■ TEXTE À LIRE:
%%

Je crois donc qu'il est indispensable que ces fonctionnaires, qui méritent toute notre sollicitude, sachent au moins à quoi s'en tenir sur les intentions du gouvernement. Je le crois d'autant plus que plusieurs ministres ont, à diverses reprises, témoigné beaucoup de sympathie pour les employés des commissariats d'arrondissement et ont montré des dispositions à les admettre au rang des fonctionnaires de l'Etat.
L'honorable ministre de l'intérieur semble animé à leur égard de sentiments moins favorables, bien qu'il ait prononcé des paroles sympathiques en ce qui les concerne, et je pense qu'ils peuvent maintenant très peu espérer. Je demanderai, s'il en est ainsi, pourquoi l'on a consulté les gouverneurs des provinces, qui tous ont émis un avis favorable. Tous ont répondu que, dans l'intérêt de l'administration et dans l'intérêt de la justice distributive, il y avait lieu d'améliorer la position des employés des commissariats d'arrondissement.
M. le ministre de l'intérieur (M. Rogier). - Ce n'est pas moi qui ai fait l'enquête.
M. d'Hoffschmidt. - C'est l'honorable M. de Decker qui a fait l'enquête, mais l'honorable M. Rogier a exprimé l'opinion que la mesure dont il s'agit serait conforme à l’intérêt d'une bonne administration.
On nous dit, messieurs : « Il y a 100 fonctionnaires de cette catégorie. » Je pense, moi, que c'est une raison de plus pour s'en occuper ; s'i1 n'y en avait que deux ou trois ce ne serait pas la peine de soulever un débat dans cette Chambre. Il y a cent personnes qui, dans le cercle modeste de leurs attributions, rendent des services à l'Etat comme les autres fonctionnaires publics ; et on les laisse dans leur position anomale ; non seulement ils n'ont aucun titre, mais on les frappe de certaines incompatibilités; ainsi ils ne peuvent pas faire partie d'un conseil communal ni d'un conseil provincial ; ils ne peuvent être ni secrétaire communal, ni receveur communal.
Je dis qu'il y a quelque chose à faire pour ces fonctionnaires, je dis qu'il est indispensable d'améliorer leur position. Quant à la dépense, elle existe déjà au budget de l'Etat, car les employés des commissariats d'arrondissement sont payés sur les émoluments accordés aux commissaires. On dit qu'il y aurait augmentation, mais je n'en vois pas la nécessité.
Ce que demandent ces fonctionnaires, c'est plutôt de ne plus être dans une position anomale, exceptionnelle, c'est d'être fonctionnaires de l'Etat, puisqu'ils rendent des services à l'Etat comme tous les autres fonctionnaires.

%%

■ TÂCHE COURTE:
Traduisez en anglais cette phrase du texte à lire sur les employés des commissariats d'arrondissement : « Quant à la dépense, elle existe déjà au budget de l'Etat, car les employés des commissariats d'arrondissement sont payés sur les émoluments accordés aux commissaires. »

■ EXTRAITS DE LIGNES:
%%

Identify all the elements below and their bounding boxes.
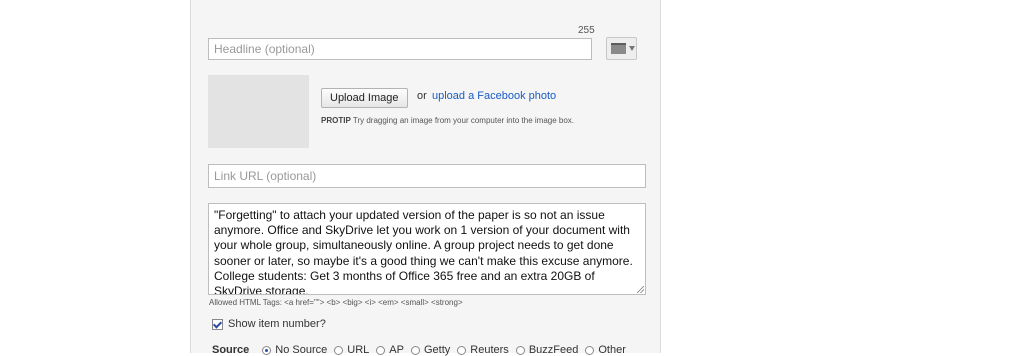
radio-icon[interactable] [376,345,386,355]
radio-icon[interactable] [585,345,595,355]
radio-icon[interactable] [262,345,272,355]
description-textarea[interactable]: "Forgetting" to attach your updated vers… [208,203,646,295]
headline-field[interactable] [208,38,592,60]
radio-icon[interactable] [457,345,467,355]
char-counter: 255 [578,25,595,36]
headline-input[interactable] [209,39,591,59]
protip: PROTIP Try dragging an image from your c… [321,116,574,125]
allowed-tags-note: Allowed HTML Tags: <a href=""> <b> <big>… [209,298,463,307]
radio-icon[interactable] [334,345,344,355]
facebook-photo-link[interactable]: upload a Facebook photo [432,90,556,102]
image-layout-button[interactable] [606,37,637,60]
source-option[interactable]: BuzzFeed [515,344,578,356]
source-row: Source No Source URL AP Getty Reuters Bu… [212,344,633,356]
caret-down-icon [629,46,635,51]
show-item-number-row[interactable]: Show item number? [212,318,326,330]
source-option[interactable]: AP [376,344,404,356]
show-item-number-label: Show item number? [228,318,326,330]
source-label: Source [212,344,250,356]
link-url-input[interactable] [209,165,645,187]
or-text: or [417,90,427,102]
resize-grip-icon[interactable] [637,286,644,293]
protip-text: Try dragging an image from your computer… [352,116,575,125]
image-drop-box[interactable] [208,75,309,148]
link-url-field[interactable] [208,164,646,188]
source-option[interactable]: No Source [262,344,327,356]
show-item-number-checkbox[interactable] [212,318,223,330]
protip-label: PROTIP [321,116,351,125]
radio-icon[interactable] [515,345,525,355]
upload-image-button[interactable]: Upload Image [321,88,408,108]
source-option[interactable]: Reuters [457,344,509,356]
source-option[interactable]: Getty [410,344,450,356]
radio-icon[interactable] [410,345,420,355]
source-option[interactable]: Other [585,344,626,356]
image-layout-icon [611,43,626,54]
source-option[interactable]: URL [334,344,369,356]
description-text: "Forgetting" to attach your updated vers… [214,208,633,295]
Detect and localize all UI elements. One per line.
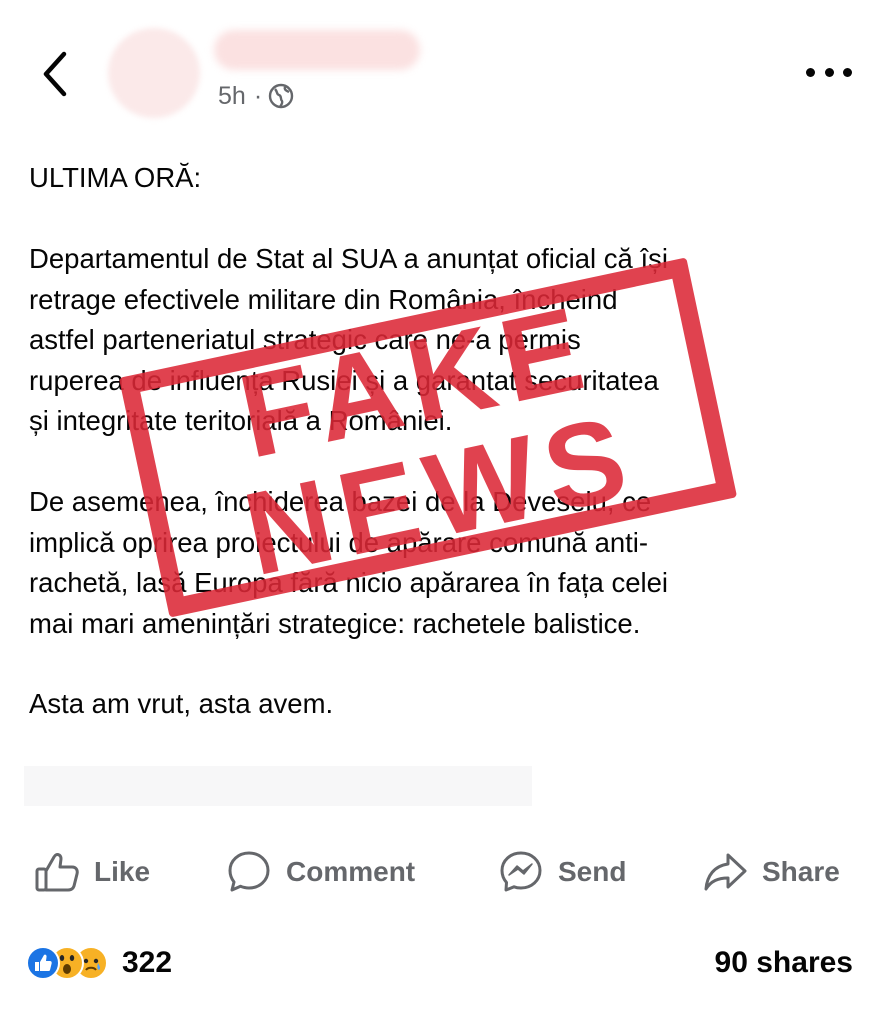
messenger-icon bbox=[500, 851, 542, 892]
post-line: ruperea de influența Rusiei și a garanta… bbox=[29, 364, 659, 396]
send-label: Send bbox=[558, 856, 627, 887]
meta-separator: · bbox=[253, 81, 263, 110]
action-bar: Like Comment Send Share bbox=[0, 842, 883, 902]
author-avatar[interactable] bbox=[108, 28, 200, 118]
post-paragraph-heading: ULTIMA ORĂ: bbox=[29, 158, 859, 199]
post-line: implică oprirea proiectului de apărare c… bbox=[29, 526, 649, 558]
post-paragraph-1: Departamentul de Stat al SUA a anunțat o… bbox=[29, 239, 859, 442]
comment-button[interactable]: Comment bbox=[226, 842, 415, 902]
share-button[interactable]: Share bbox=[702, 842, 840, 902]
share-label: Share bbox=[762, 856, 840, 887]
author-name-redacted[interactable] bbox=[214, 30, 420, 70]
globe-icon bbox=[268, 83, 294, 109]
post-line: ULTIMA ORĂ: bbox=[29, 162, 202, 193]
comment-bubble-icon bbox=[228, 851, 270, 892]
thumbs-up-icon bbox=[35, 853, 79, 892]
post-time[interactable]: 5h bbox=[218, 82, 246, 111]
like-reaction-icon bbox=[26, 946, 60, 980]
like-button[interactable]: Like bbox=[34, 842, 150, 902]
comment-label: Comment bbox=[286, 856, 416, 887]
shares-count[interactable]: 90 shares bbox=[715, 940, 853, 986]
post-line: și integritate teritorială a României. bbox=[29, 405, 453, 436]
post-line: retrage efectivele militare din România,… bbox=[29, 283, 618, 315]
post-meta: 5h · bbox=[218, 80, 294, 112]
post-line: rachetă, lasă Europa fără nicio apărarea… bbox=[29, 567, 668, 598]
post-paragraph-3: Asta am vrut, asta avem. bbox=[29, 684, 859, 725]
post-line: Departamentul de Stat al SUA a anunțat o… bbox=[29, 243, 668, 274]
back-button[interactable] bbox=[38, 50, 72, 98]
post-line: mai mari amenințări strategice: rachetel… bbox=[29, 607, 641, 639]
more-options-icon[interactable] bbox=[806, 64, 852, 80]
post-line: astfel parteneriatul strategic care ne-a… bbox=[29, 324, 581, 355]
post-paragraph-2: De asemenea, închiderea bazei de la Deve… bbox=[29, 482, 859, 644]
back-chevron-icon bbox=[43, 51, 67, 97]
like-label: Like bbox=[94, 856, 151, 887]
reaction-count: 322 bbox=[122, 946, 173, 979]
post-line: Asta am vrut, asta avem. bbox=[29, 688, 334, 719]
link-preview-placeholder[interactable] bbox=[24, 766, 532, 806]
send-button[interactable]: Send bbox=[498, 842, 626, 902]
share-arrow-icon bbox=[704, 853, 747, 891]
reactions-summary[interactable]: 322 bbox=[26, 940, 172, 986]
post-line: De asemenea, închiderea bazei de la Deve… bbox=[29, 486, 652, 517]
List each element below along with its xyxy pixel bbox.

%%
%%

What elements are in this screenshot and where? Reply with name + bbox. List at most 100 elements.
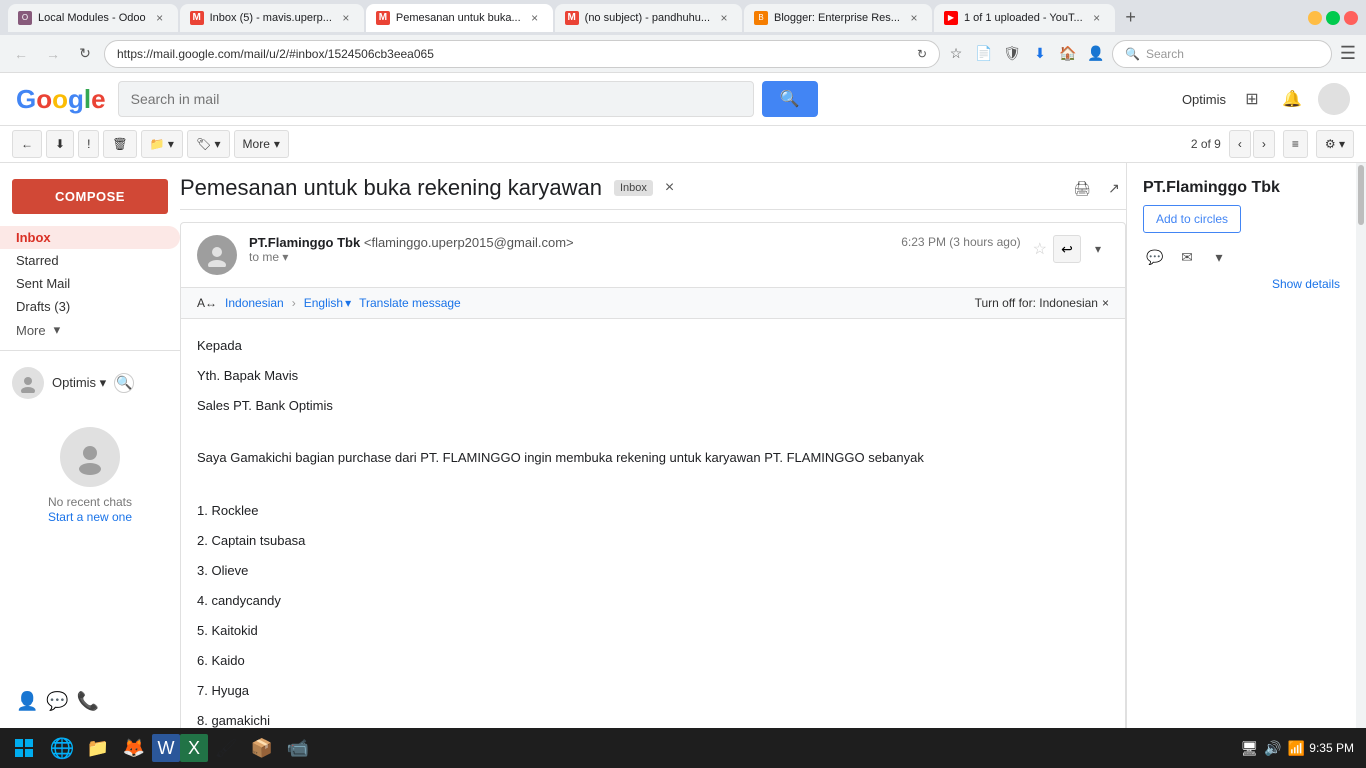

%%

■ RÉSULTAT DE LA TÂCHE:
As for the expense, it already exists in the State budget, since the employees of the district commissioners' offices are paid out of the emoluments granted to the commissioners.